EXERCISE DETAILS ▸
Transcribe the listing in full, excluding any pictures.

__________________________________________________

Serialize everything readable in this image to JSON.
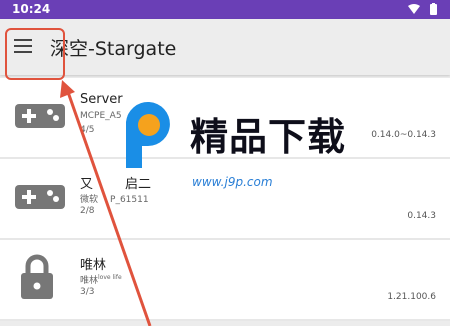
{
  "status": {
    "time": "10:24"
  },
  "app_bar": {
    "title": "深空-Stargate"
  },
  "servers": [
    {
      "name": "Server",
      "subtitle": "MCPE_A5",
      "count": "4/5",
      "version": "0.14.0~0.14.3",
      "icon": "gamepad-icon"
    },
    {
      "name": "又",
      "name_tail": "启二",
      "subtitle": "微软",
      "subtitle_tail": "P_61511",
      "count": "2/8",
      "version": "0.14.3",
      "icon": "gamepad-icon"
    },
    {
      "name": "唯林",
      "subtitle": "唯林",
      "subtitle_sup": "love life",
      "count": "3/3",
      "version": "1.21.100.6",
      "icon": "lock-icon"
    }
  ],
  "watermark": {
    "text": "精品下载",
    "url": "www.j9p.com"
  },
  "colors": {
    "status_bar": "#6a3fb6",
    "annotation": "#e0533d"
  }
}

__________________________________________________

THE RESULT ▸
Serialize everything readable in this image to JSON.
{
  "status": {
    "time": "10:24"
  },
  "app_bar": {
    "title": "深空-Stargate"
  },
  "servers": [
    {
      "name": "Server",
      "subtitle": "MCPE_A5",
      "count": "4/5",
      "version": "0.14.0~0.14.3",
      "icon": "gamepad-icon"
    },
    {
      "name": "又",
      "name_tail": "启二",
      "subtitle": "微软",
      "subtitle_tail": "P_61511",
      "count": "2/8",
      "version": "0.14.3",
      "icon": "gamepad-icon"
    },
    {
      "name": "唯林",
      "subtitle": "唯林",
      "subtitle_sup": "love life",
      "count": "3/3",
      "version": "1.21.100.6",
      "icon": "lock-icon"
    }
  ],
  "watermark": {
    "text": "精品下载",
    "url": "www.j9p.com"
  },
  "colors": {
    "status_bar": "#6a3fb6",
    "annotation": "#e0533d"
  }
}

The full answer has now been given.